[Stored data]
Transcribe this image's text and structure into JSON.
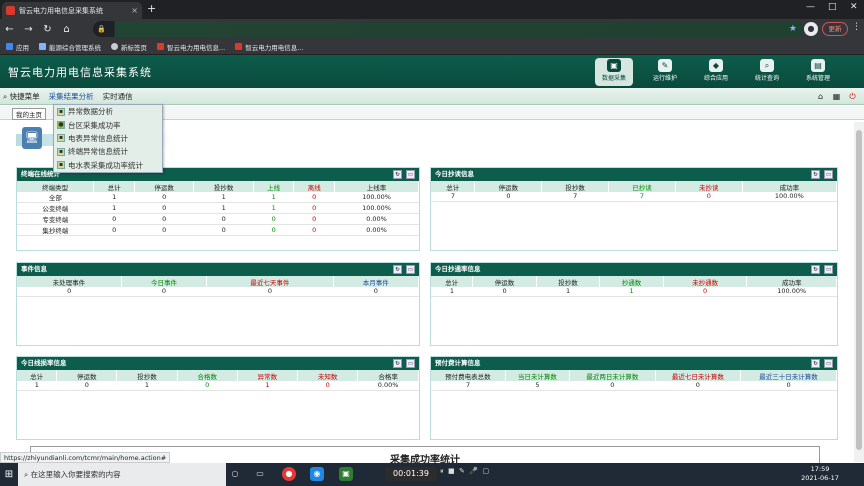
{
  "browser": {
    "tab_title": "智云电力用电信息采集系统",
    "tab_close": "×",
    "new_tab": "+",
    "update_label": "更新",
    "address": "",
    "bookmarks": [
      {
        "label": "应用",
        "color": "#4285f4"
      },
      {
        "label": "能源综合管理系统",
        "color": "#7fb6ff"
      },
      {
        "label": "新标签页",
        "color": "#cccccc"
      },
      {
        "label": "智云电力用电信息...",
        "color": "#d93a2b"
      },
      {
        "label": "智云电力用电信息...",
        "color": "#d93a2b"
      }
    ]
  },
  "app": {
    "title": "智云电力用电信息采集系统",
    "modules": [
      {
        "label": "数据采集",
        "active": true
      },
      {
        "label": "运行维护",
        "active": false
      },
      {
        "label": "综合应用",
        "active": false
      },
      {
        "label": "统计查询",
        "active": false
      },
      {
        "label": "系统管理",
        "active": false
      }
    ],
    "menu": [
      {
        "label": "快捷菜单"
      },
      {
        "label": "采集结果分析"
      },
      {
        "label": "实时通信"
      }
    ],
    "breadcrumb": "我的主页",
    "dropdown": [
      "异常数据分析",
      "台区采集成功率",
      "电表异常信息统计",
      "终端异常信息统计",
      "电水表采集成功率统计"
    ]
  },
  "panels": {
    "terminal": {
      "title": "终端在线统计",
      "headers": [
        "终端类型",
        "总计",
        "停运数",
        "投抄数",
        "上线",
        "离线",
        "上线率"
      ],
      "rows": [
        [
          "全部",
          "1",
          "0",
          "1",
          "1",
          "0",
          "100.00%"
        ],
        [
          "公变终端",
          "1",
          "0",
          "1",
          "1",
          "0",
          "100.00%"
        ],
        [
          "专变终端",
          "0",
          "0",
          "0",
          "0",
          "0",
          "0.00%"
        ],
        [
          "集抄终端",
          "0",
          "0",
          "0",
          "0",
          "0",
          "0.00%"
        ]
      ]
    },
    "reading": {
      "title": "今日抄读信息",
      "headers": [
        "总计",
        "停运数",
        "投抄数",
        "已抄读",
        "未抄读",
        "成功率"
      ],
      "rows": [
        [
          "7",
          "0",
          "7",
          "7",
          "0",
          "100.00%"
        ]
      ]
    },
    "events": {
      "title": "事件信息",
      "headers": [
        "未处理事件",
        "今日事件",
        "最近七天事件",
        "本月事件"
      ],
      "rows": [
        [
          "0",
          "0",
          "0",
          "0"
        ]
      ]
    },
    "comm": {
      "title": "今日抄通率信息",
      "headers": [
        "总计",
        "停运数",
        "投抄数",
        "抄通数",
        "未抄通数",
        "成功率"
      ],
      "rows": [
        [
          "1",
          "0",
          "1",
          "1",
          "0",
          "100.00%"
        ]
      ]
    },
    "lineloss": {
      "title": "今日线损率信息",
      "headers": [
        "总计",
        "停运数",
        "投抄数",
        "合格数",
        "异常数",
        "未知数",
        "合格率"
      ],
      "rows": [
        [
          "1",
          "0",
          "1",
          "0",
          "1",
          "0",
          "0.00%"
        ]
      ]
    },
    "prepaid": {
      "title": "预付费计算信息",
      "headers": [
        "预付费电表总数",
        "当日未计算数",
        "最近两日未计算数",
        "最近七日未计算数",
        "最近三十日未计算数"
      ],
      "rows": [
        [
          "7",
          "5",
          "0",
          "0",
          "0"
        ]
      ]
    }
  },
  "overlay_title": "采集成功率统计",
  "status_url": "https://zhiyundianli.com/tcmr/main/home.action#",
  "taskbar": {
    "search_placeholder": "在这里输入你要搜索的内容",
    "timer": "00:01:39",
    "time": "17:59",
    "date": "2021-06-17"
  }
}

* [Requirement]
Check each line of the records above for the string "color", and report every line that has it.

* [Completed task]
        "color": "#4285f4"
        "color": "#7fb6ff"
        "color": "#cccccc"
        "color": "#d93a2b"
        "color": "#d93a2b"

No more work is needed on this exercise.